▶ [READING TEXT]:
ECT-inspired corrections

A similar approach can be constructed within a theory of gravity with torsion such as ECT. Here we shall follow a simple procedure to relate the spin-density of the fluid to the torsion contribution to the gravitational field (see [38,39,40,41,42,43] for details). We will assume that the spin properties of the fluid can be described by an antisymmetric tensor \(s_{\mu \nu }\) which is related to the torsion \(t^\lambda _{\mu \nu }=(\varGamma ^\lambda _{\mu \nu }-\varGamma ^\lambda _{\nu \mu })/2\) via

$$\begin{aligned} t^\lambda _{\mu \nu }=8\pi \kappa u^\lambda s_{\mu \nu }, \end{aligned}$$

(14)

where \(u^\lambda \) is the four-velocity of the fluid. Then the spin-density is simply defined as

$$\begin{aligned} s^2=\frac{1}{2}s_{\mu \nu } s^{\mu \nu }. \end{aligned}$$

(15)

Notice that in the torsion-free case the affine connection \(\varGamma ^\lambda _{\mu \nu }\) is symmetric and thus \(t^\lambda _{\mu \nu }\) and \(s^2\) vanish. A model for collapse with repulsion originating from torsion effects due to fermion interaction was studied in [57]. In the case of ECT-inspired compact objects, in order to close the system of Einstein’s equations, one needs to specify an EoS together with a prescription for the spin-density \(s^2\) for the fluid’s particles. Here we will follow the most common approach to matter fluids with spin for which the spin-density can be obtained from a characterization of the fermion gas [45]. Then the effective density and pressure take the form

$$\begin{aligned} \rho ^{\mathrm{eff}}= & {} \rho -8\pi \kappa s^2, \end{aligned}$$

(16)

$$\begin{aligned} p^{\mathrm{eff}}= & {} p-8\pi \kappa c^2 s^2. \end{aligned}$$

(17)

Note that in order for the effective pressure to vanish at the surface of the object the spin-density should also vanish. Different choices of \(s^2\) are possible (e.g. [52]). Here we shall consider the simple case of an ideal gas with no spin polarization for which the spin-density \(s^2\) takes the form

$$\begin{aligned} s^2=\frac{\hbar ^2}{8}\langle n^2 \rangle , \end{aligned}$$

(18)

▶ [JOB 1]: Do these statements agree with the ECT passage? Answer yes or no for each, quoting the deciding words. (a) The fluid's spin properties are described by a symmetric tensor. (b) For the effective pressure to vanish at the object's surface, the spin-density must vanish too. (c) The case considered is an ideal gas with strong spin polarization.
The listing and the ECT passage come from unrelated sources.

▶ [RECORDS SHOWN]:
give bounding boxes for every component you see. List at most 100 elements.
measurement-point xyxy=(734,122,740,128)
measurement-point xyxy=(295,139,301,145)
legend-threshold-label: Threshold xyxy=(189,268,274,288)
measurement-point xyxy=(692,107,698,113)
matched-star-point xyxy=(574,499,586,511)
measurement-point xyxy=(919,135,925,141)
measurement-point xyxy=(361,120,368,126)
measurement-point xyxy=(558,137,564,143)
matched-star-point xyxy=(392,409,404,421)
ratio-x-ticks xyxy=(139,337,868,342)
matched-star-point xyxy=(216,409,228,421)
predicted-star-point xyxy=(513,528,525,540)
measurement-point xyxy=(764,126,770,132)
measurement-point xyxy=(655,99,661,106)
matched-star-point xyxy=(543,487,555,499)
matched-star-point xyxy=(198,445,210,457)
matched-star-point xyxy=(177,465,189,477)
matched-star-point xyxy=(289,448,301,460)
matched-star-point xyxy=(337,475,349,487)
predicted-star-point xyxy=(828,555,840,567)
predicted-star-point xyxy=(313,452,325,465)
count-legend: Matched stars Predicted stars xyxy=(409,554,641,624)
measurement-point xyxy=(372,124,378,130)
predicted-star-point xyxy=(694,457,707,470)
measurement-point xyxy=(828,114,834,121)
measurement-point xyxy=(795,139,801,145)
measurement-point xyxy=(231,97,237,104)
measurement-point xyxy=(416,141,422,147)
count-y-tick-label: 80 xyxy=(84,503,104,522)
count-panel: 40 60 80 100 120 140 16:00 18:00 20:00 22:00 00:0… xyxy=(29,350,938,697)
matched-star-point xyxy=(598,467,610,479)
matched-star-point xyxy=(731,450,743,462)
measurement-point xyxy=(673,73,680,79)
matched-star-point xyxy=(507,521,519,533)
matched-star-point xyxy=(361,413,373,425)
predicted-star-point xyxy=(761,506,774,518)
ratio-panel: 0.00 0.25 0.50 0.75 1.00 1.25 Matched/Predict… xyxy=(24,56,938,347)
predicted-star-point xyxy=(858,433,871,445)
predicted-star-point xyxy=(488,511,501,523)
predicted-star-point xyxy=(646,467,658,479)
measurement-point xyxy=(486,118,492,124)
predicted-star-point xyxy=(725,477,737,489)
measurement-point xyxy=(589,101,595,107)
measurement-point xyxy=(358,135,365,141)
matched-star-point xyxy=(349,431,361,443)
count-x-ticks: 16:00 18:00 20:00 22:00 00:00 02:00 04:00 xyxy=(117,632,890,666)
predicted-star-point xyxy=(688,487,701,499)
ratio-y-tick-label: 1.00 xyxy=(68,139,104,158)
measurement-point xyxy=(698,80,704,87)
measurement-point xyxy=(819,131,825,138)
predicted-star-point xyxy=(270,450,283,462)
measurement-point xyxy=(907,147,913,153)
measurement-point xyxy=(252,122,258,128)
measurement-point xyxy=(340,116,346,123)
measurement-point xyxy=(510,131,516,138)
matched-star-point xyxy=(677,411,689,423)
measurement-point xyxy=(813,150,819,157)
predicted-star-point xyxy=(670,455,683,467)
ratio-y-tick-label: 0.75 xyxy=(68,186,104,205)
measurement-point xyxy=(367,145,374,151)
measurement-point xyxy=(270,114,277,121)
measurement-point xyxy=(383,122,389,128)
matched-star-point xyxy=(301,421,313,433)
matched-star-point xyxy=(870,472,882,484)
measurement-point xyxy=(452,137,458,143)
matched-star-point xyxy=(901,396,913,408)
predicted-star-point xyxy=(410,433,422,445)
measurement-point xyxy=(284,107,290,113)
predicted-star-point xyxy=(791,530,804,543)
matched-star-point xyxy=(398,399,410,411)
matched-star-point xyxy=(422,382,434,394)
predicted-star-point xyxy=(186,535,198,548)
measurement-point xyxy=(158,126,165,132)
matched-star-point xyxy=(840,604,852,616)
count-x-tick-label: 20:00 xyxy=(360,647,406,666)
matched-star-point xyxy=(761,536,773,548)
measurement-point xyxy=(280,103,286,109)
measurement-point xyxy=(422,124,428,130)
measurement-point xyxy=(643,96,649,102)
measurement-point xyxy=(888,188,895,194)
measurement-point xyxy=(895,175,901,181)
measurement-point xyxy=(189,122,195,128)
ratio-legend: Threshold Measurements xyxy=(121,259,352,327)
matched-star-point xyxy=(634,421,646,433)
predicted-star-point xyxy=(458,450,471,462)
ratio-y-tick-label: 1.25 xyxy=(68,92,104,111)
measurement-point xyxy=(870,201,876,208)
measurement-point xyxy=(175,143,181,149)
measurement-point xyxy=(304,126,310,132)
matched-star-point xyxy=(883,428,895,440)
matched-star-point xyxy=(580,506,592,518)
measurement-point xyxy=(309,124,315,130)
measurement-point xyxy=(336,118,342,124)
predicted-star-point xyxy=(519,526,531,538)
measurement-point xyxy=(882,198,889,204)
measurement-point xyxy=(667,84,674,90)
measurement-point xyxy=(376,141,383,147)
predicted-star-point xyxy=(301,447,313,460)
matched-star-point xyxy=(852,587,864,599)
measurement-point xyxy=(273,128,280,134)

▶ [JOB 2]: Can you substitute "data-point" for every "measurement-point" in the listing, starting at its first line and ending at the line containing "count-panel: 40 60", and give back only those lines with nothing else changed?

▶ [EXPECTED ANSWER 1]:
(a) No: "an antisymmetric tensor"
(b) Yes: "in order for the effective pressure to vanish at the surface of the object the spin-density should also vanish"
(c) No: "an ideal gas with no spin polarization"

▶ [EXPECTED ANSWER 2]:
give bounding boxes for every component you see. List at most 100 elements.
data-point xyxy=(734,122,740,128)
data-point xyxy=(295,139,301,145)
legend-threshold-label: Threshold xyxy=(189,268,274,288)
data-point xyxy=(692,107,698,113)
matched-star-point xyxy=(574,499,586,511)
data-point xyxy=(919,135,925,141)
data-point xyxy=(361,120,368,126)
data-point xyxy=(558,137,564,143)
matched-star-point xyxy=(392,409,404,421)
ratio-x-ticks xyxy=(139,337,868,342)
matched-star-point xyxy=(216,409,228,421)
predicted-star-point xyxy=(513,528,525,540)
data-point xyxy=(764,126,770,132)
data-point xyxy=(655,99,661,106)
matched-star-point xyxy=(543,487,555,499)
matched-star-point xyxy=(198,445,210,457)
matched-star-point xyxy=(177,465,189,477)
matched-star-point xyxy=(289,448,301,460)
matched-star-point xyxy=(337,475,349,487)
predicted-star-point xyxy=(828,555,840,567)
predicted-star-point xyxy=(313,452,325,465)
count-legend: Matched stars Predicted stars xyxy=(409,554,641,624)
data-point xyxy=(372,124,378,130)
predicted-star-point xyxy=(694,457,707,470)
data-point xyxy=(828,114,834,121)
data-point xyxy=(795,139,801,145)
data-point xyxy=(231,97,237,104)
data-point xyxy=(416,141,422,147)
count-y-tick-label: 80 xyxy=(84,503,104,522)
count-panel: 40 60 80 100 120 140 16:00 18:00 20:00 22:00 00:0… xyxy=(29,350,938,697)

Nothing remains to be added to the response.